• [Data]:
::::::::

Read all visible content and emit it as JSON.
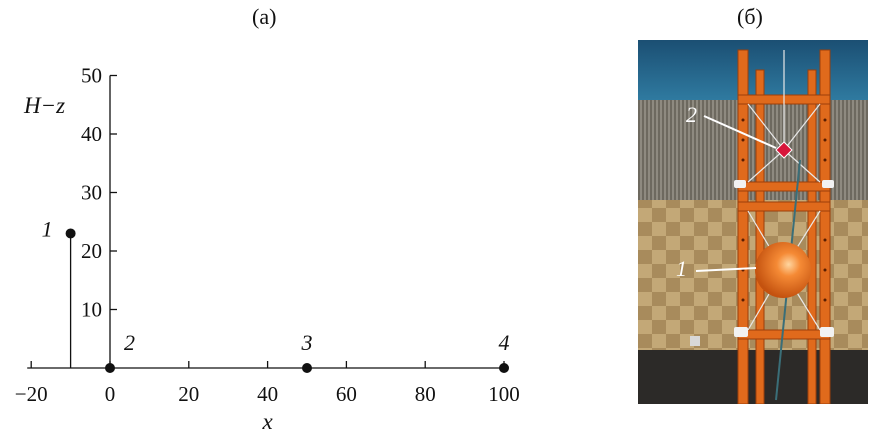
{
  "panel_a": {
    "label": "(a)"
  },
  "panel_b": {
    "label": "(б)"
  },
  "chart_data": {
    "type": "scatter",
    "xlabel": "x",
    "ylabel": "H−z",
    "xlim": [
      -20,
      100
    ],
    "ylim": [
      0,
      50
    ],
    "x_ticks": [
      -20,
      0,
      20,
      40,
      60,
      80,
      100
    ],
    "x_tick_labels": [
      "−20",
      "0",
      "20",
      "40",
      "60",
      "80",
      "100"
    ],
    "y_ticks": [
      10,
      20,
      30,
      40,
      50
    ],
    "y_tick_labels": [
      "10",
      "20",
      "30",
      "40",
      "50"
    ],
    "points": [
      {
        "label": "1",
        "x": -10,
        "y": 23,
        "stem": true
      },
      {
        "label": "2",
        "x": 0,
        "y": 0,
        "stem": false
      },
      {
        "label": "3",
        "x": 50,
        "y": 0,
        "stem": false
      },
      {
        "label": "4",
        "x": 100,
        "y": 0,
        "stem": false
      }
    ]
  },
  "photo": {
    "labels": [
      "2",
      "1"
    ],
    "colors": {
      "frame": "#e06a1c",
      "ceiling": "#1f5e86",
      "walls": "#a88c5e",
      "sphere": "#f07a26",
      "marker": "#d8143a"
    }
  }
}
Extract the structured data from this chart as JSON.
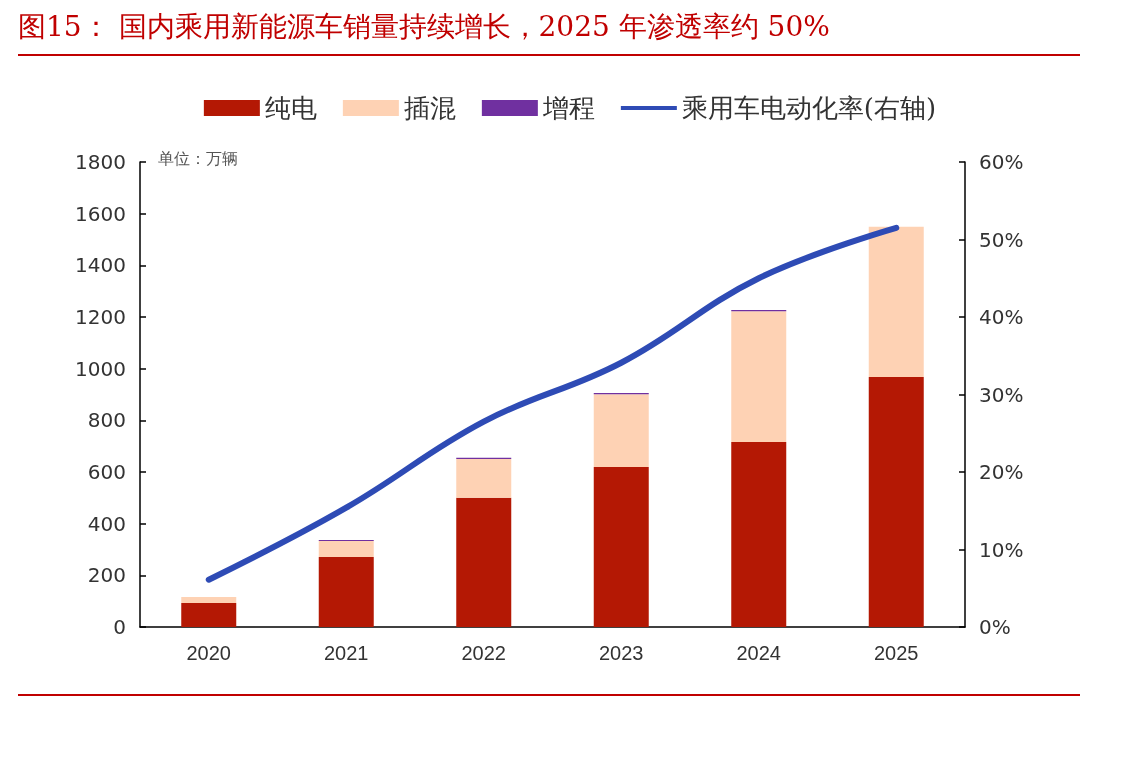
{
  "chart_data": {
    "type": "bar",
    "title": "图15：  国内乘用新能源车销量持续增长，2025 年渗透率约 50%",
    "categories": [
      "2020",
      "2021",
      "2022",
      "2023",
      "2024",
      "2025"
    ],
    "stacked": true,
    "series": [
      {
        "name": "纯电",
        "color": "#b41804",
        "values": [
          93,
          271,
          500,
          619,
          716,
          968
        ]
      },
      {
        "name": "插混",
        "color": "#fed2b4",
        "values": [
          23,
          62,
          150,
          282,
          506,
          581
        ]
      },
      {
        "name": "增程",
        "color": "#7030a0",
        "values": [
          0,
          4,
          5,
          5,
          5,
          0
        ]
      },
      {
        "name": "乘用车电动化率(右轴)",
        "type": "line",
        "axis": "y2",
        "color": "#2e4bb5",
        "values": [
          6.1,
          15.4,
          26.5,
          34.1,
          45.0,
          51.5
        ]
      }
    ],
    "ylim": [
      0,
      1800
    ],
    "yticks": [
      0,
      200,
      400,
      600,
      800,
      1000,
      1200,
      1400,
      1600,
      1800
    ],
    "y2lim": [
      0,
      60
    ],
    "y2ticks": [
      {
        "value": 0,
        "label": "0%"
      },
      {
        "value": 10,
        "label": "10%"
      },
      {
        "value": 20,
        "label": "20%"
      },
      {
        "value": 30,
        "label": "30%"
      },
      {
        "value": 40,
        "label": "40%"
      },
      {
        "value": 50,
        "label": "50%"
      },
      {
        "value": 60,
        "label": "60%"
      }
    ],
    "annotations": [
      "单位：万辆"
    ],
    "legend": "top",
    "grid": false,
    "marker": "none",
    "line_style": "solid"
  }
}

::::::::

• [Given instruction]:
Go through the records and pull out each line that includes the word "name".

• [Output of the exercise]:
        "name": "纯电",
        "name": "插混",
        "name": "增程",
        "name": "乘用车电动化率(右轴)",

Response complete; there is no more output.